--- START ---

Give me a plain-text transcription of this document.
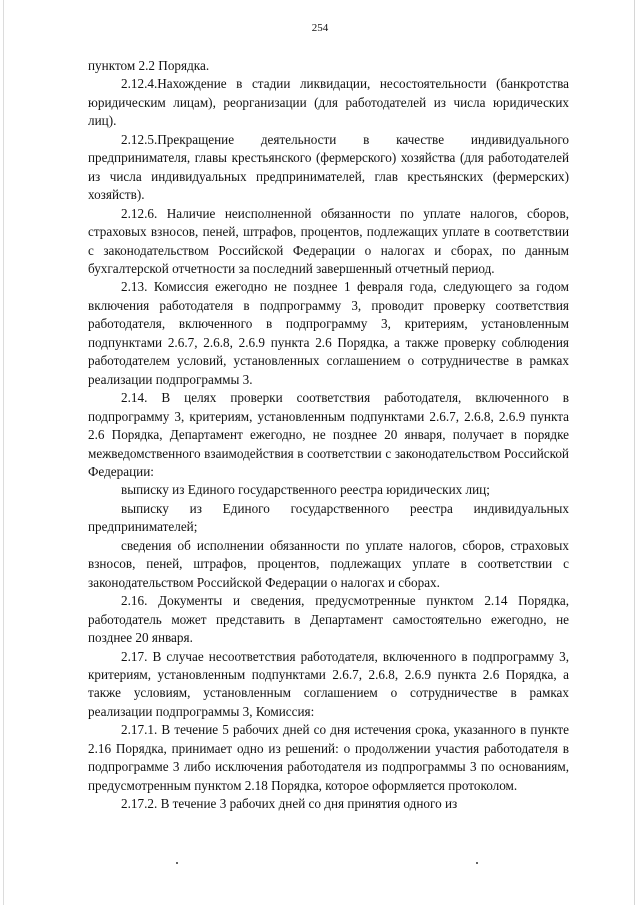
254

пунктом 2.2 Порядка.

2.12.4.Нахождение в стадии ликвидации, несостоятельности (банкротства юридическим лицам), реорганизации (для работодателей из числа юридических лиц).

2.12.5.Прекращение деятельности в качестве индивидуального предпринимателя, главы крестьянского (фермерского) хозяйства (для работодателей из числа индивидуальных предпринимателей, глав крестьянских (фермерских) хозяйств).

2.12.6. Наличие неисполненной обязанности по уплате налогов, сборов, страховых взносов, пеней, штрафов, процентов, подлежащих уплате в соответствии с законодательством Российской Федерации о налогах и сборах, по данным бухгалтерской отчетности за последний завершенный отчетный период.

2.13. Комиссия ежегодно не позднее 1 февраля года, следующего за годом включения работодателя в подпрограмму 3, проводит проверку соответствия работодателя, включенного в подпрограмму 3, критериям, установленным подпунктами 2.6.7, 2.6.8, 2.6.9 пункта 2.6 Порядка, а также проверку соблюдения работодателем условий, установленных соглашением о сотрудничестве в рамках реализации подпрограммы 3.

2.14. В целях проверки соответствия работодателя, включенного в подпрограмму 3, критериям, установленным подпунктами 2.6.7, 2.6.8, 2.6.9 пункта 2.6 Порядка, Департамент ежегодно, не позднее 20 января, получает в порядке межведомственного взаимодействия в соответствии с законодательством Российской Федерации:

выписку из Единого государственного реестра юридических лиц;

выписку из Единого государственного реестра индивидуальных предпринимателей;

сведения об исполнении обязанности по уплате налогов, сборов, страховых взносов, пеней, штрафов, процентов, подлежащих уплате в соответствии с законодательством Российской Федерации о налогах и сборах.

2.16. Документы и сведения, предусмотренные пунктом 2.14 Порядка, работодатель может представить в Департамент самостоятельно ежегодно, не позднее 20 января.

2.17. В случае несоответствия работодателя, включенного в подпрограмму 3, критериям, установленным подпунктами 2.6.7, 2.6.8, 2.6.9 пункта 2.6 Порядка, а также условиям, установленным соглашением о сотрудничестве в рамках реализации подпрограммы 3, Комиссия:

2.17.1. В течение 5 рабочих дней со дня истечения срока, указанного в пункте 2.16 Порядка, принимает одно из решений: о продолжении участия работодателя в подпрограмме 3 либо исключения работодателя из подпрограммы 3 по основаниям, предусмотренным пунктом 2.18 Порядка, которое оформляется протоколом.

2.17.2. В течение 3 рабочих дней со дня принятия одного из
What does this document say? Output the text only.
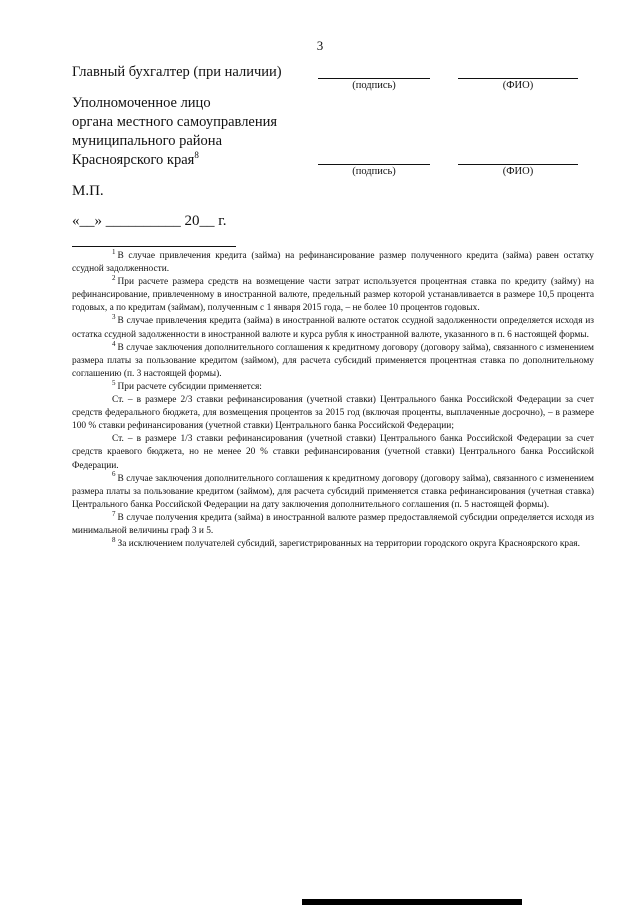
3
Главный бухгалтер (при наличии)
(подпись)	(ФИО)
Уполномоченное лицо
органа местного самоуправления
муниципального района
Красноярского края$^8$
(подпись)	(ФИО)
М.П.
«__» __________ 20__ г.

$^1$ В случае привлечения кредита (займа) на рефинансирование размер полученного кредита (займа) равен остатку ссудной задолженности.

$^2$ При расчете размера средств на возмещение части затрат используется процентная ставка по кредиту (займу) на рефинансирование, привлеченному в иностранной валюте, предельный размер которой устанавливается в размере 10,5 процента годовых, а по кредитам (займам), полученным с 1 января 2015 года, – не более 10 процентов годовых.

$^3$ В случае привлечения кредита (займа) в иностранной валюте остаток ссудной задолженности определяется исходя из остатка ссудной задолженности в иностранной валюте и курса рубля к иностранной валюте, указанного в п. 6 настоящей формы.

$^4$ В случае заключения дополнительного соглашения к кредитному договору (договору займа), связанного с изменением размера платы за пользование кредитом (займом), для расчета субсидий применяется процентная ставка по дополнительному соглашению (п. 3 настоящей формы).

$^5$ При расчете субсидии применяется:

Ст. – в размере 2/3 ставки рефинансирования (учетной ставки) Центрального банка Российской Федерации за счет средств федерального бюджета, для возмещения процентов за 2015 год (включая проценты, выплаченные досрочно), – в размере 100 % ставки рефинансирования (учетной ставки) Центрального банка Российской Федерации;

Ст. – в размере 1/3 ставки рефинансирования (учетной ставки) Центрального банка Российской Федерации за счет средств краевого бюджета, но не менее 20 % ставки рефинансирования (учетной ставки) Центрального банка Российской Федерации.

$^6$ В случае заключения дополнительного соглашения к кредитному договору (договору займа), связанного с изменением размера платы за пользование кредитом (займом), для расчета субсидий применяется ставка рефинансирования (учетная ставка) Центрального банка Российской Федерации на дату заключения дополнительного соглашения (п. 5 настоящей формы).

$^7$ В случае получения кредита (займа) в иностранной валюте размер предоставляемой субсидии определяется исходя из минимальной величины граф 3 и 5.

$^8$ За исключением получателей субсидий, зарегистрированных на территории городского округа Красноярского края.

--- END ---

— Directive —
All of the data above should be transcribed verbatim, with pictures omitted.

— Finished task —
Give me a plain-text transcription of this document.
254

пунктом 2.2 Порядка.

2.12.4.Нахождение в стадии ликвидации, несостоятельности (банкротства юридическим лицам), реорганизации (для работодателей из числа юридических лиц).

2.12.5.Прекращение деятельности в качестве индивидуального предпринимателя, главы крестьянского (фермерского) хозяйства (для работодателей из числа индивидуальных предпринимателей, глав крестьянских (фермерских) хозяйств).

2.12.6. Наличие неисполненной обязанности по уплате налогов, сборов, страховых взносов, пеней, штрафов, процентов, подлежащих уплате в соответствии с законодательством Российской Федерации о налогах и сборах, по данным бухгалтерской отчетности за последний завершенный отчетный период.

2.13. Комиссия ежегодно не позднее 1 февраля года, следующего за годом включения работодателя в подпрограмму 3, проводит проверку соответствия работодателя, включенного в подпрограмму 3, критериям, установленным подпунктами 2.6.7, 2.6.8, 2.6.9 пункта 2.6 Порядка, а также проверку соблюдения работодателем условий, установленных соглашением о сотрудничестве в рамках реализации подпрограммы 3.

2.14. В целях проверки соответствия работодателя, включенного в подпрограмму 3, критериям, установленным подпунктами 2.6.7, 2.6.8, 2.6.9 пункта 2.6 Порядка, Департамент ежегодно, не позднее 20 января, получает в порядке межведомственного взаимодействия в соответствии с законодательством Российской Федерации:

выписку из Единого государственного реестра юридических лиц;

выписку из Единого государственного реестра индивидуальных предпринимателей;

сведения об исполнении обязанности по уплате налогов, сборов, страховых взносов, пеней, штрафов, процентов, подлежащих уплате в соответствии с законодательством Российской Федерации о налогах и сборах.

2.16. Документы и сведения, предусмотренные пунктом 2.14 Порядка, работодатель может представить в Департамент самостоятельно ежегодно, не позднее 20 января.

2.17. В случае несоответствия работодателя, включенного в подпрограмму 3, критериям, установленным подпунктами 2.6.7, 2.6.8, 2.6.9 пункта 2.6 Порядка, а также условиям, установленным соглашением о сотрудничестве в рамках реализации подпрограммы 3, Комиссия:

2.17.1. В течение 5 рабочих дней со дня истечения срока, указанного в пункте 2.16 Порядка, принимает одно из решений: о продолжении участия работодателя в подпрограмме 3 либо исключения работодателя из подпрограммы 3 по основаниям, предусмотренным пунктом 2.18 Порядка, которое оформляется протоколом.

2.17.2. В течение 3 рабочих дней со дня принятия одного из
What does this document say? Output the text only.
3
Главный бухгалтер (при наличии)
(подпись)	(ФИО)
Уполномоченное лицо
органа местного самоуправления
муниципального района
Красноярского края$^8$
(подпись)	(ФИО)
М.П.
«__» __________ 20__ г.

$^1$ В случае привлечения кредита (займа) на рефинансирование размер полученного кредита (займа) равен остатку ссудной задолженности.

$^2$ При расчете размера средств на возмещение части затрат используется процентная ставка по кредиту (займу) на рефинансирование, привлеченному в иностранной валюте, предельный размер которой устанавливается в размере 10,5 процента годовых, а по кредитам (займам), полученным с 1 января 2015 года, – не более 10 процентов годовых.

$^3$ В случае привлечения кредита (займа) в иностранной валюте остаток ссудной задолженности определяется исходя из остатка ссудной задолженности в иностранной валюте и курса рубля к иностранной валюте, указанного в п. 6 настоящей формы.

$^4$ В случае заключения дополнительного соглашения к кредитному договору (договору займа), связанного с изменением размера платы за пользование кредитом (займом), для расчета субсидий применяется процентная ставка по дополнительному соглашению (п. 3 настоящей формы).

$^5$ При расчете субсидии применяется:

Ст. – в размере 2/3 ставки рефинансирования (учетной ставки) Центрального банка Российской Федерации за счет средств федерального бюджета, для возмещения процентов за 2015 год (включая проценты, выплаченные досрочно), – в размере 100 % ставки рефинансирования (учетной ставки) Центрального банка Российской Федерации;

Ст. – в размере 1/3 ставки рефинансирования (учетной ставки) Центрального банка Российской Федерации за счет средств краевого бюджета, но не менее 20 % ставки рефинансирования (учетной ставки) Центрального банка Российской Федерации.

$^6$ В случае заключения дополнительного соглашения к кредитному договору (договору займа), связанного с изменением размера платы за пользование кредитом (займом), для расчета субсидий применяется ставка рефинансирования (учетная ставка) Центрального банка Российской Федерации на дату заключения дополнительного соглашения (п. 5 настоящей формы).

$^7$ В случае получения кредита (займа) в иностранной валюте размер предоставляемой субсидии определяется исходя из минимальной величины граф 3 и 5.

$^8$ За исключением получателей субсидий, зарегистрированных на территории городского округа Красноярского края.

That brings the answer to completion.